── Provided data
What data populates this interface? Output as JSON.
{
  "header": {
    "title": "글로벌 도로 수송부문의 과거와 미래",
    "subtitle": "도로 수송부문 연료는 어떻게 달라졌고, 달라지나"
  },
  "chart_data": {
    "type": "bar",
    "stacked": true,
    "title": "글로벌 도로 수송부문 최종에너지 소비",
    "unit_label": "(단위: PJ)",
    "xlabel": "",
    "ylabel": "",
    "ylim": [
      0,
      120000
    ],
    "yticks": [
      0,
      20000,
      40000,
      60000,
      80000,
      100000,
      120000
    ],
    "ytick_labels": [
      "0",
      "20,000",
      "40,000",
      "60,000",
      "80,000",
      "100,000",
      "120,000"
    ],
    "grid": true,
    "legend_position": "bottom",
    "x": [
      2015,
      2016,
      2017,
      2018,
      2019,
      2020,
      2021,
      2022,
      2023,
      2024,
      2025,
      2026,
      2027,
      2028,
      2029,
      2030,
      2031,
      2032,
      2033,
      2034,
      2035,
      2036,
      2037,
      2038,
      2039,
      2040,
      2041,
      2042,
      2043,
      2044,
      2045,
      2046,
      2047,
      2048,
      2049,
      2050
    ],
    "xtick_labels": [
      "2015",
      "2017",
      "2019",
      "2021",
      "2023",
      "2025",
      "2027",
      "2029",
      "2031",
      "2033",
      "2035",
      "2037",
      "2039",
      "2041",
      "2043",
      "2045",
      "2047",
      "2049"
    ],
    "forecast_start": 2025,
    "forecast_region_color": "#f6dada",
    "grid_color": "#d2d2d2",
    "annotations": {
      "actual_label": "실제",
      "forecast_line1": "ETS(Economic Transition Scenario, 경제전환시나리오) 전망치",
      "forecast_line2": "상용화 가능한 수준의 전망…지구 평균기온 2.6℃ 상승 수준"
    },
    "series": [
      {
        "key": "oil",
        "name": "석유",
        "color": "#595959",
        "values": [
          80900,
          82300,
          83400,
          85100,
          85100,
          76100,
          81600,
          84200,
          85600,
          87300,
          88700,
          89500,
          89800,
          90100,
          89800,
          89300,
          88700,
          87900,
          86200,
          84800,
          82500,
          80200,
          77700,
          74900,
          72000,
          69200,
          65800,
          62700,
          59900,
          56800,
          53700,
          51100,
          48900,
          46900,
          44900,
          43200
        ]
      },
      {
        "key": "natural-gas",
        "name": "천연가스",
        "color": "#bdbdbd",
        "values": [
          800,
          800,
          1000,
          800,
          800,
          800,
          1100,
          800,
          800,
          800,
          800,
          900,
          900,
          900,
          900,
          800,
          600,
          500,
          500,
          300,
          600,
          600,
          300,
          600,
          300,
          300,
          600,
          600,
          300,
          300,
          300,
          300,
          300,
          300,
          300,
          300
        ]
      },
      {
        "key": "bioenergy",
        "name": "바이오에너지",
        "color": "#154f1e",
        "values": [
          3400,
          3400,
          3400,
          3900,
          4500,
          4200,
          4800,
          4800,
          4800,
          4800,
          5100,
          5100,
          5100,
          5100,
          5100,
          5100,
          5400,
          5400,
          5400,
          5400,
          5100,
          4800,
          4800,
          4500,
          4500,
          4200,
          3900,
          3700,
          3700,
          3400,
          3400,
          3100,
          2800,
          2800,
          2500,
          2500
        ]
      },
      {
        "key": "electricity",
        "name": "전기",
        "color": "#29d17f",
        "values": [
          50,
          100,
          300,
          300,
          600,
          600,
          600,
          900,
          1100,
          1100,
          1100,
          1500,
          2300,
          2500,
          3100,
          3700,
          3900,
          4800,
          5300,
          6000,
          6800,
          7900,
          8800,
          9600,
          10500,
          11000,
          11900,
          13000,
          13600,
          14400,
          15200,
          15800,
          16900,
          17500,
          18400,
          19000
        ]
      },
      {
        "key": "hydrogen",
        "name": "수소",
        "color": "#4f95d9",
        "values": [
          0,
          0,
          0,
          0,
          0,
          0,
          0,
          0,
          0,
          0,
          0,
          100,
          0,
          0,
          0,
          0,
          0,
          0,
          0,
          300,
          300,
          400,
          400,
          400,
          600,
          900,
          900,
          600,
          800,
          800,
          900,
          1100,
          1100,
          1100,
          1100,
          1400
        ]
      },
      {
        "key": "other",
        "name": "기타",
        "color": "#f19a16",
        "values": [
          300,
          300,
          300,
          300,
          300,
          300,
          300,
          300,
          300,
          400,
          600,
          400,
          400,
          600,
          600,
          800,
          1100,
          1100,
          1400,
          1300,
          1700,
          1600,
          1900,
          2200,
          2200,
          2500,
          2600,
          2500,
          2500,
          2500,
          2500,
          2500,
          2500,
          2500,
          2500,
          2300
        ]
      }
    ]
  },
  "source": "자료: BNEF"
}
────
Goal: Transcribe every entry exactly, omitting nothing.

Final answer:
What data populates this interface? Output as JSON.
{
  "header": {
    "title": "글로벌 도로 수송부문의 과거와 미래",
    "subtitle": "도로 수송부문 연료는 어떻게 달라졌고, 달라지나"
  },
  "chart_data": {
    "type": "bar",
    "stacked": true,
    "title": "글로벌 도로 수송부문 최종에너지 소비",
    "unit_label": "(단위: PJ)",
    "xlabel": "",
    "ylabel": "",
    "ylim": [
      0,
      120000
    ],
    "yticks": [
      0,
      20000,
      40000,
      60000,
      80000,
      100000,
      120000
    ],
    "ytick_labels": [
      "0",
      "20,000",
      "40,000",
      "60,000",
      "80,000",
      "100,000",
      "120,000"
    ],
    "grid": true,
    "legend_position": "bottom",
    "x": [
      2015,
      2016,
      2017,
      2018,
      2019,
      2020,
      2021,
      2022,
      2023,
      2024,
      2025,
      2026,
      2027,
      2028,
      2029,
      2030,
      2031,
      2032,
      2033,
      2034,
      2035,
      2036,
      2037,
      2038,
      2039,
      2040,
      2041,
      2042,
      2043,
      2044,
      2045,
      2046,
      2047,
      2048,
      2049,
      2050
    ],
    "xtick_labels": [
      "2015",
      "2017",
      "2019",
      "2021",
      "2023",
      "2025",
      "2027",
      "2029",
      "2031",
      "2033",
      "2035",
      "2037",
      "2039",
      "2041",
      "2043",
      "2045",
      "2047",
      "2049"
    ],
    "forecast_start": 2025,
    "forecast_region_color": "#f6dada",
    "grid_color": "#d2d2d2",
    "annotations": {
      "actual_label": "실제",
      "forecast_line1": "ETS(Economic Transition Scenario, 경제전환시나리오) 전망치",
      "forecast_line2": "상용화 가능한 수준의 전망…지구 평균기온 2.6℃ 상승 수준"
    },
    "series": [
      {
        "key": "oil",
        "name": "석유",
        "color": "#595959",
        "values": [
          80900,
          82300,
          83400,
          85100,
          85100,
          76100,
          81600,
          84200,
          85600,
          87300,
          88700,
          89500,
          89800,
          90100,
          89800,
          89300,
          88700,
          87900,
          86200,
          84800,
          82500,
          80200,
          77700,
          74900,
          72000,
          69200,
          65800,
          62700,
          59900,
          56800,
          53700,
          51100,
          48900,
          46900,
          44900,
          43200
        ]
      },
      {
        "key": "natural-gas",
        "name": "천연가스",
        "color": "#bdbdbd",
        "values": [
          800,
          800,
          1000,
          800,
          800,
          800,
          1100,
          800,
          800,
          800,
          800,
          900,
          900,
          900,
          900,
          800,
          600,
          500,
          500,
          300,
          600,
          600,
          300,
          600,
          300,
          300,
          600,
          600,
          300,
          300,
          300,
          300,
          300,
          300,
          300,
          300
        ]
      },
      {
        "key": "bioenergy",
        "name": "바이오에너지",
        "color": "#154f1e",
        "values": [
          3400,
          3400,
          3400,
          3900,
          4500,
          4200,
          4800,
          4800,
          4800,
          4800,
          5100,
          5100,
          5100,
          5100,
          5100,
          5100,
          5400,
          5400,
          5400,
          5400,
          5100,
          4800,
          4800,
          4500,
          4500,
          4200,
          3900,
          3700,
          3700,
          3400,
          3400,
          3100,
          2800,
          2800,
          2500,
          2500
        ]
      },
      {
        "key": "electricity",
        "name": "전기",
        "color": "#29d17f",
        "values": [
          50,
          100,
          300,
          300,
          600,
          600,
          600,
          900,
          1100,
          1100,
          1100,
          1500,
          2300,
          2500,
          3100,
          3700,
          3900,
          4800,
          5300,
          6000,
          6800,
          7900,
          8800,
          9600,
          10500,
          11000,
          11900,
          13000,
          13600,
          14400,
          15200,
          15800,
          16900,
          17500,
          18400,
          19000
        ]
      },
      {
        "key": "hydrogen",
        "name": "수소",
        "color": "#4f95d9",
        "values": [
          0,
          0,
          0,
          0,
          0,
          0,
          0,
          0,
          0,
          0,
          0,
          100,
          0,
          0,
          0,
          0,
          0,
          0,
          0,
          300,
          300,
          400,
          400,
          400,
          600,
          900,
          900,
          600,
          800,
          800,
          900,
          1100,
          1100,
          1100,
          1100,
          1400
        ]
      },
      {
        "key": "other",
        "name": "기타",
        "color": "#f19a16",
        "values": [
          300,
          300,
          300,
          300,
          300,
          300,
          300,
          300,
          300,
          400,
          600,
          400,
          400,
          600,
          600,
          800,
          1100,
          1100,
          1400,
          1300,
          1700,
          1600,
          1900,
          2200,
          2200,
          2500,
          2600,
          2500,
          2500,
          2500,
          2500,
          2500,
          2500,
          2500,
          2500,
          2300
        ]
      }
    ]
  },
  "source": "자료: BNEF"
}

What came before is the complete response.